** BEGIN GIVEN RECORDS **
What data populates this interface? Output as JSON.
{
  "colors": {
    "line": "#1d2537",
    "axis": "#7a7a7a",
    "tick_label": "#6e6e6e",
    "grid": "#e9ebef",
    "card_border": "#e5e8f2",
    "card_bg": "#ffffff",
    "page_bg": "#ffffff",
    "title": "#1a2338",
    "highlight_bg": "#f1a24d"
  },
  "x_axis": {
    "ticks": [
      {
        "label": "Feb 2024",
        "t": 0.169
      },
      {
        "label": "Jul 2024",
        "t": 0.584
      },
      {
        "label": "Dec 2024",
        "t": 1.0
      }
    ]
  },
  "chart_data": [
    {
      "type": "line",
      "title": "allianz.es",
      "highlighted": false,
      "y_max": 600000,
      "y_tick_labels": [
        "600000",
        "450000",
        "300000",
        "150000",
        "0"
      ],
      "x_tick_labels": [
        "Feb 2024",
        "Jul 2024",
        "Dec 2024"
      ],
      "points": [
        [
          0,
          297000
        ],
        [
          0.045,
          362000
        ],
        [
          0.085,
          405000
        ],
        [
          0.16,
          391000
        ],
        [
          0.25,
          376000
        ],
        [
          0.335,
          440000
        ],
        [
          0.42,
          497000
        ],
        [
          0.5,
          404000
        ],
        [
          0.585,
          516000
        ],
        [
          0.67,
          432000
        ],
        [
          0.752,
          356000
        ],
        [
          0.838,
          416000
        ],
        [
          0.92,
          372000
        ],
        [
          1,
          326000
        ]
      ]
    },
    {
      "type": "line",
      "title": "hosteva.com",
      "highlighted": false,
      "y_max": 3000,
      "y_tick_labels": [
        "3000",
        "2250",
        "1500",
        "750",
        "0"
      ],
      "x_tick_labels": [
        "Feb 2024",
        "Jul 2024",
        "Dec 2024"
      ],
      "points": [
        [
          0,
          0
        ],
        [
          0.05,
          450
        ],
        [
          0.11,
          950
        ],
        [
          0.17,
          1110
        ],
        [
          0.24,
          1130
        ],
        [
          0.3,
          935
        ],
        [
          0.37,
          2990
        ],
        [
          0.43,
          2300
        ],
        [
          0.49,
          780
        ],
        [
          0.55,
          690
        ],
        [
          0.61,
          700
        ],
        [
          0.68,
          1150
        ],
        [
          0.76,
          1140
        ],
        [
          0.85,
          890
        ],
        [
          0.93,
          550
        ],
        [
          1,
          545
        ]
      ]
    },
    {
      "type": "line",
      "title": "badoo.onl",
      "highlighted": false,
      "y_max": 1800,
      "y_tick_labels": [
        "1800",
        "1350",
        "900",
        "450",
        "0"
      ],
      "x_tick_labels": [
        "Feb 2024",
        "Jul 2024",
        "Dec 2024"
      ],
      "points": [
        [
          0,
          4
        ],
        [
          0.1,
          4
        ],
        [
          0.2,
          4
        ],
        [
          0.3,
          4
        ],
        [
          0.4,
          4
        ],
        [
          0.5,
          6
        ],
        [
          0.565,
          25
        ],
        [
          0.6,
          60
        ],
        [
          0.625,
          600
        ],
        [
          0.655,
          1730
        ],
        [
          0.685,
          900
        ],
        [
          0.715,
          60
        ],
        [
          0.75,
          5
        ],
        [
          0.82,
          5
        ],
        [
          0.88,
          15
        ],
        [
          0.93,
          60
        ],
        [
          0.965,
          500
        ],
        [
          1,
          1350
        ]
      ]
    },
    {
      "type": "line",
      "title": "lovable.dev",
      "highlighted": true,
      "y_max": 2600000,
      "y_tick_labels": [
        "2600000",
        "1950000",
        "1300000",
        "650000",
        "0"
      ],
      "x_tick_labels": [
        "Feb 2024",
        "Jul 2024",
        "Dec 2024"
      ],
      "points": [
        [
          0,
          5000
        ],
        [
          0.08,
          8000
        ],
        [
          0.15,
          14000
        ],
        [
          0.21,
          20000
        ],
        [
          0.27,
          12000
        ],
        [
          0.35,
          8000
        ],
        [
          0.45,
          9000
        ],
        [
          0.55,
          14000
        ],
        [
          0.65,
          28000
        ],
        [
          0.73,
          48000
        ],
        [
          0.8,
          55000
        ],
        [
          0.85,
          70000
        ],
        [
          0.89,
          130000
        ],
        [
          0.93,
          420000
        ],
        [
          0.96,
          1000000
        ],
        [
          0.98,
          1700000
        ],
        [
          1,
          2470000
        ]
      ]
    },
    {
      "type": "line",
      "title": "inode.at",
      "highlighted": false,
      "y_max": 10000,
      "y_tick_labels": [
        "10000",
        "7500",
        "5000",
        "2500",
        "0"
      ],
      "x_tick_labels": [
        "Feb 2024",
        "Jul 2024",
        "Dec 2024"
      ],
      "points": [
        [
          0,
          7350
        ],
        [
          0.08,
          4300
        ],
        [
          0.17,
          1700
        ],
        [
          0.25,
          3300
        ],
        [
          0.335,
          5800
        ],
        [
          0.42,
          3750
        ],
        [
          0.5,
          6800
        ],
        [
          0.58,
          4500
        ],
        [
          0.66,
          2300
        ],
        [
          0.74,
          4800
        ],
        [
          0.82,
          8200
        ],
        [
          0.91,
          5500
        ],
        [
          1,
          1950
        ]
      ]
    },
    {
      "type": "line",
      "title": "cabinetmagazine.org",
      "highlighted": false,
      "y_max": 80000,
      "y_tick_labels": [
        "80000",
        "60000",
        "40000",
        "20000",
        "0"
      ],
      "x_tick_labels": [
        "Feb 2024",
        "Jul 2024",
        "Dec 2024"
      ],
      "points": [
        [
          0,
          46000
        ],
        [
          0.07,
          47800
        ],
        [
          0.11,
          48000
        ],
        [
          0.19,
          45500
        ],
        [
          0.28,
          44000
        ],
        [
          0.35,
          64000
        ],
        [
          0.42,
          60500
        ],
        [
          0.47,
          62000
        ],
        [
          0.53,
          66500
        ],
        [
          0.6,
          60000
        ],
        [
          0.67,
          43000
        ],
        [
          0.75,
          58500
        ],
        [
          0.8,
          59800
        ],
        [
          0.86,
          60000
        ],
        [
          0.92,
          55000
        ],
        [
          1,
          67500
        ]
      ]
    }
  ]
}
** END GIVEN RECORDS **
All of the data shown above must be copied exactly.

## SOLUTION FOR THIS TASK
What data populates this interface? Output as JSON.
{
  "colors": {
    "line": "#1d2537",
    "axis": "#7a7a7a",
    "tick_label": "#6e6e6e",
    "grid": "#e9ebef",
    "card_border": "#e5e8f2",
    "card_bg": "#ffffff",
    "page_bg": "#ffffff",
    "title": "#1a2338",
    "highlight_bg": "#f1a24d"
  },
  "x_axis": {
    "ticks": [
      {
        "label": "Feb 2024",
        "t": 0.169
      },
      {
        "label": "Jul 2024",
        "t": 0.584
      },
      {
        "label": "Dec 2024",
        "t": 1.0
      }
    ]
  },
  "chart_data": [
    {
      "type": "line",
      "title": "allianz.es",
      "highlighted": false,
      "y_max": 600000,
      "y_tick_labels": [
        "600000",
        "450000",
        "300000",
        "150000",
        "0"
      ],
      "x_tick_labels": [
        "Feb 2024",
        "Jul 2024",
        "Dec 2024"
      ],
      "points": [
        [
          0,
          297000
        ],
        [
          0.045,
          362000
        ],
        [
          0.085,
          405000
        ],
        [
          0.16,
          391000
        ],
        [
          0.25,
          376000
        ],
        [
          0.335,
          440000
        ],
        [
          0.42,
          497000
        ],
        [
          0.5,
          404000
        ],
        [
          0.585,
          516000
        ],
        [
          0.67,
          432000
        ],
        [
          0.752,
          356000
        ],
        [
          0.838,
          416000
        ],
        [
          0.92,
          372000
        ],
        [
          1,
          326000
        ]
      ]
    },
    {
      "type": "line",
      "title": "hosteva.com",
      "highlighted": false,
      "y_max": 3000,
      "y_tick_labels": [
        "3000",
        "2250",
        "1500",
        "750",
        "0"
      ],
      "x_tick_labels": [
        "Feb 2024",
        "Jul 2024",
        "Dec 2024"
      ],
      "points": [
        [
          0,
          0
        ],
        [
          0.05,
          450
        ],
        [
          0.11,
          950
        ],
        [
          0.17,
          1110
        ],
        [
          0.24,
          1130
        ],
        [
          0.3,
          935
        ],
        [
          0.37,
          2990
        ],
        [
          0.43,
          2300
        ],
        [
          0.49,
          780
        ],
        [
          0.55,
          690
        ],
        [
          0.61,
          700
        ],
        [
          0.68,
          1150
        ],
        [
          0.76,
          1140
        ],
        [
          0.85,
          890
        ],
        [
          0.93,
          550
        ],
        [
          1,
          545
        ]
      ]
    },
    {
      "type": "line",
      "title": "badoo.onl",
      "highlighted": false,
      "y_max": 1800,
      "y_tick_labels": [
        "1800",
        "1350",
        "900",
        "450",
        "0"
      ],
      "x_tick_labels": [
        "Feb 2024",
        "Jul 2024",
        "Dec 2024"
      ],
      "points": [
        [
          0,
          4
        ],
        [
          0.1,
          4
        ],
        [
          0.2,
          4
        ],
        [
          0.3,
          4
        ],
        [
          0.4,
          4
        ],
        [
          0.5,
          6
        ],
        [
          0.565,
          25
        ],
        [
          0.6,
          60
        ],
        [
          0.625,
          600
        ],
        [
          0.655,
          1730
        ],
        [
          0.685,
          900
        ],
        [
          0.715,
          60
        ],
        [
          0.75,
          5
        ],
        [
          0.82,
          5
        ],
        [
          0.88,
          15
        ],
        [
          0.93,
          60
        ],
        [
          0.965,
          500
        ],
        [
          1,
          1350
        ]
      ]
    },
    {
      "type": "line",
      "title": "lovable.dev",
      "highlighted": true,
      "y_max": 2600000,
      "y_tick_labels": [
        "2600000",
        "1950000",
        "1300000",
        "650000",
        "0"
      ],
      "x_tick_labels": [
        "Feb 2024",
        "Jul 2024",
        "Dec 2024"
      ],
      "points": [
        [
          0,
          5000
        ],
        [
          0.08,
          8000
        ],
        [
          0.15,
          14000
        ],
        [
          0.21,
          20000
        ],
        [
          0.27,
          12000
        ],
        [
          0.35,
          8000
        ],
        [
          0.45,
          9000
        ],
        [
          0.55,
          14000
        ],
        [
          0.65,
          28000
        ],
        [
          0.73,
          48000
        ],
        [
          0.8,
          55000
        ],
        [
          0.85,
          70000
        ],
        [
          0.89,
          130000
        ],
        [
          0.93,
          420000
        ],
        [
          0.96,
          1000000
        ],
        [
          0.98,
          1700000
        ],
        [
          1,
          2470000
        ]
      ]
    },
    {
      "type": "line",
      "title": "inode.at",
      "highlighted": false,
      "y_max": 10000,
      "y_tick_labels": [
        "10000",
        "7500",
        "5000",
        "2500",
        "0"
      ],
      "x_tick_labels": [
        "Feb 2024",
        "Jul 2024",
        "Dec 2024"
      ],
      "points": [
        [
          0,
          7350
        ],
        [
          0.08,
          4300
        ],
        [
          0.17,
          1700
        ],
        [
          0.25,
          3300
        ],
        [
          0.335,
          5800
        ],
        [
          0.42,
          3750
        ],
        [
          0.5,
          6800
        ],
        [
          0.58,
          4500
        ],
        [
          0.66,
          2300
        ],
        [
          0.74,
          4800
        ],
        [
          0.82,
          8200
        ],
        [
          0.91,
          5500
        ],
        [
          1,
          1950
        ]
      ]
    },
    {
      "type": "line",
      "title": "cabinetmagazine.org",
      "highlighted": false,
      "y_max": 80000,
      "y_tick_labels": [
        "80000",
        "60000",
        "40000",
        "20000",
        "0"
      ],
      "x_tick_labels": [
        "Feb 2024",
        "Jul 2024",
        "Dec 2024"
      ],
      "points": [
        [
          0,
          46000
        ],
        [
          0.07,
          47800
        ],
        [
          0.11,
          48000
        ],
        [
          0.19,
          45500
        ],
        [
          0.28,
          44000
        ],
        [
          0.35,
          64000
        ],
        [
          0.42,
          60500
        ],
        [
          0.47,
          62000
        ],
        [
          0.53,
          66500
        ],
        [
          0.6,
          60000
        ],
        [
          0.67,
          43000
        ],
        [
          0.75,
          58500
        ],
        [
          0.8,
          59800
        ],
        [
          0.86,
          60000
        ],
        [
          0.92,
          55000
        ],
        [
          1,
          67500
        ]
      ]
    }
  ]
}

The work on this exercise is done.